◆ Dataset rows ◆
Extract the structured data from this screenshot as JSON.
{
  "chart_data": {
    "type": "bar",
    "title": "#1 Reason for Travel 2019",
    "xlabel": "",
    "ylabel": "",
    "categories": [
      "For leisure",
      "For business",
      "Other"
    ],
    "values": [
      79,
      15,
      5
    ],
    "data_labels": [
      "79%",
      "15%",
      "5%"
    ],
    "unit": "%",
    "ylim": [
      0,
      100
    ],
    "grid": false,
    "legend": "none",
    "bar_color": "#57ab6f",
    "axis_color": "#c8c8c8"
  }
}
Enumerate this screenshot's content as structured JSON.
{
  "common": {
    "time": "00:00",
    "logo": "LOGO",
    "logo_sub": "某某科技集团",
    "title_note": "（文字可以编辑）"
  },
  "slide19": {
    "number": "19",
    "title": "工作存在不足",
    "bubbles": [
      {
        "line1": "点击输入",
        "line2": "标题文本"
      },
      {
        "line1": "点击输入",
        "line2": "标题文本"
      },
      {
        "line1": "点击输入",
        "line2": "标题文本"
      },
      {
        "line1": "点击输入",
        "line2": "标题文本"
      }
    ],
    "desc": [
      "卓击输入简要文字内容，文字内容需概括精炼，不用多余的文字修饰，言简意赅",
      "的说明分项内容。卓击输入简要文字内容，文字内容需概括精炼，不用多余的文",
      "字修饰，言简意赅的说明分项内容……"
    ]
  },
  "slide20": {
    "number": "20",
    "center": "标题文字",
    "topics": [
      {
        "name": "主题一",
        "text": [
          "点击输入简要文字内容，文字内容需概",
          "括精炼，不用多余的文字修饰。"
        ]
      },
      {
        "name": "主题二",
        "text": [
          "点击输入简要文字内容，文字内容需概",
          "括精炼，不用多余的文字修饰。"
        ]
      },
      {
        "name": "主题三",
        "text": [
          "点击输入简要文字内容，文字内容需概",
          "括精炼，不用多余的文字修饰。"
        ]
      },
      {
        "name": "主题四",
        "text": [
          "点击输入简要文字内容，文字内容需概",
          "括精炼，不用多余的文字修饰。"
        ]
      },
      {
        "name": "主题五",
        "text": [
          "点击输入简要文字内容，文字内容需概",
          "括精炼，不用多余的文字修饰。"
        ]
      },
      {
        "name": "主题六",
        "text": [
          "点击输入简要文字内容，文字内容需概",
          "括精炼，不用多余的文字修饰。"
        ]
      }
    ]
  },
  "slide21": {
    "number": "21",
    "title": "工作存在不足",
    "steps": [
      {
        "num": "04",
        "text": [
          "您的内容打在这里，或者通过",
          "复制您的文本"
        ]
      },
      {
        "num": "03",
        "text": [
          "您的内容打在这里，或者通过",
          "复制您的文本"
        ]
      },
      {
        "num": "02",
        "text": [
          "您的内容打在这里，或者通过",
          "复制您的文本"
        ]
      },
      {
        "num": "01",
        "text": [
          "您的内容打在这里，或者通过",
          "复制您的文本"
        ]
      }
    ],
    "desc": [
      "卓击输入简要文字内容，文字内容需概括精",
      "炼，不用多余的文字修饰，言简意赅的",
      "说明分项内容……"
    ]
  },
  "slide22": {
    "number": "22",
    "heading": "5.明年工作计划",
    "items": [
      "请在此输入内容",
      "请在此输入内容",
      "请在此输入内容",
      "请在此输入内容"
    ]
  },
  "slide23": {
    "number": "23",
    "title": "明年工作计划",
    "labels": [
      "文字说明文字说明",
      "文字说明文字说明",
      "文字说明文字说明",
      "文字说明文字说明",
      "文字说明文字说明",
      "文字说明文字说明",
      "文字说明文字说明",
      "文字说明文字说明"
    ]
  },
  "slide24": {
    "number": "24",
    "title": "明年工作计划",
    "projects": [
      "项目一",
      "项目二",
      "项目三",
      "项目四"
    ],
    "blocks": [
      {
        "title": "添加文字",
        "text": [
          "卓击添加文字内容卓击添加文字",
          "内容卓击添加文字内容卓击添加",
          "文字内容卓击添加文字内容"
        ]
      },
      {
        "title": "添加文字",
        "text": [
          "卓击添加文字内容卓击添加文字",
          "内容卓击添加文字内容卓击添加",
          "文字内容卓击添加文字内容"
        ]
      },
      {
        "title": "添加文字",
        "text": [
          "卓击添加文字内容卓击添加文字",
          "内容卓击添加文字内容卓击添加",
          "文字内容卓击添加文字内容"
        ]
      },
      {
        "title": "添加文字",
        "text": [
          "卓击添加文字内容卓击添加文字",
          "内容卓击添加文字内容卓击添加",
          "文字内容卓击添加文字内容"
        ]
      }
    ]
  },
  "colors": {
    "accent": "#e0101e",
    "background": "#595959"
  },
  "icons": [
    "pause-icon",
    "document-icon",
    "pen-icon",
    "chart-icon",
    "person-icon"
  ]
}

◆ Given task ◆
Return all the data above once more, precisely as given.

◆ Complete output ◆
Extract the structured data from this screenshot as JSON.
{
  "chart_data": {
    "type": "bar",
    "title": "#1 Reason for Travel 2019",
    "xlabel": "",
    "ylabel": "",
    "categories": [
      "For leisure",
      "For business",
      "Other"
    ],
    "values": [
      79,
      15,
      5
    ],
    "data_labels": [
      "79%",
      "15%",
      "5%"
    ],
    "unit": "%",
    "ylim": [
      0,
      100
    ],
    "grid": false,
    "legend": "none",
    "bar_color": "#57ab6f",
    "axis_color": "#c8c8c8"
  }
}
Enumerate this screenshot's content as structured JSON.
{
  "common": {
    "time": "00:00",
    "logo": "LOGO",
    "logo_sub": "某某科技集团",
    "title_note": "（文字可以编辑）"
  },
  "slide19": {
    "number": "19",
    "title": "工作存在不足",
    "bubbles": [
      {
        "line1": "点击输入",
        "line2": "标题文本"
      },
      {
        "line1": "点击输入",
        "line2": "标题文本"
      },
      {
        "line1": "点击输入",
        "line2": "标题文本"
      },
      {
        "line1": "点击输入",
        "line2": "标题文本"
      }
    ],
    "desc": [
      "卓击输入简要文字内容，文字内容需概括精炼，不用多余的文字修饰，言简意赅",
      "的说明分项内容。卓击输入简要文字内容，文字内容需概括精炼，不用多余的文",
      "字修饰，言简意赅的说明分项内容……"
    ]
  },
  "slide20": {
    "number": "20",
    "center": "标题文字",
    "topics": [
      {
        "name": "主题一",
        "text": [
          "点击输入简要文字内容，文字内容需概",
          "括精炼，不用多余的文字修饰。"
        ]
      },
      {
        "name": "主题二",
        "text": [
          "点击输入简要文字内容，文字内容需概",
          "括精炼，不用多余的文字修饰。"
        ]
      },
      {
        "name": "主题三",
        "text": [
          "点击输入简要文字内容，文字内容需概",
          "括精炼，不用多余的文字修饰。"
        ]
      },
      {
        "name": "主题四",
        "text": [
          "点击输入简要文字内容，文字内容需概",
          "括精炼，不用多余的文字修饰。"
        ]
      },
      {
        "name": "主题五",
        "text": [
          "点击输入简要文字内容，文字内容需概",
          "括精炼，不用多余的文字修饰。"
        ]
      },
      {
        "name": "主题六",
        "text": [
          "点击输入简要文字内容，文字内容需概",
          "括精炼，不用多余的文字修饰。"
        ]
      }
    ]
  },
  "slide21": {
    "number": "21",
    "title": "工作存在不足",
    "steps": [
      {
        "num": "04",
        "text": [
          "您的内容打在这里，或者通过",
          "复制您的文本"
        ]
      },
      {
        "num": "03",
        "text": [
          "您的内容打在这里，或者通过",
          "复制您的文本"
        ]
      },
      {
        "num": "02",
        "text": [
          "您的内容打在这里，或者通过",
          "复制您的文本"
        ]
      },
      {
        "num": "01",
        "text": [
          "您的内容打在这里，或者通过",
          "复制您的文本"
        ]
      }
    ],
    "desc": [
      "卓击输入简要文字内容，文字内容需概括精",
      "炼，不用多余的文字修饰，言简意赅的",
      "说明分项内容……"
    ]
  },
  "slide22": {
    "number": "22",
    "heading": "5.明年工作计划",
    "items": [
      "请在此输入内容",
      "请在此输入内容",
      "请在此输入内容",
      "请在此输入内容"
    ]
  },
  "slide23": {
    "number": "23",
    "title": "明年工作计划",
    "labels": [
      "文字说明文字说明",
      "文字说明文字说明",
      "文字说明文字说明",
      "文字说明文字说明",
      "文字说明文字说明",
      "文字说明文字说明",
      "文字说明文字说明",
      "文字说明文字说明"
    ]
  },
  "slide24": {
    "number": "24",
    "title": "明年工作计划",
    "projects": [
      "项目一",
      "项目二",
      "项目三",
      "项目四"
    ],
    "blocks": [
      {
        "title": "添加文字",
        "text": [
          "卓击添加文字内容卓击添加文字",
          "内容卓击添加文字内容卓击添加",
          "文字内容卓击添加文字内容"
        ]
      },
      {
        "title": "添加文字",
        "text": [
          "卓击添加文字内容卓击添加文字",
          "内容卓击添加文字内容卓击添加",
          "文字内容卓击添加文字内容"
        ]
      },
      {
        "title": "添加文字",
        "text": [
          "卓击添加文字内容卓击添加文字",
          "内容卓击添加文字内容卓击添加",
          "文字内容卓击添加文字内容"
        ]
      },
      {
        "title": "添加文字",
        "text": [
          "卓击添加文字内容卓击添加文字",
          "内容卓击添加文字内容卓击添加",
          "文字内容卓击添加文字内容"
        ]
      }
    ]
  },
  "colors": {
    "accent": "#e0101e",
    "background": "#595959"
  },
  "icons": [
    "pause-icon",
    "document-icon",
    "pen-icon",
    "chart-icon",
    "person-icon"
  ]
}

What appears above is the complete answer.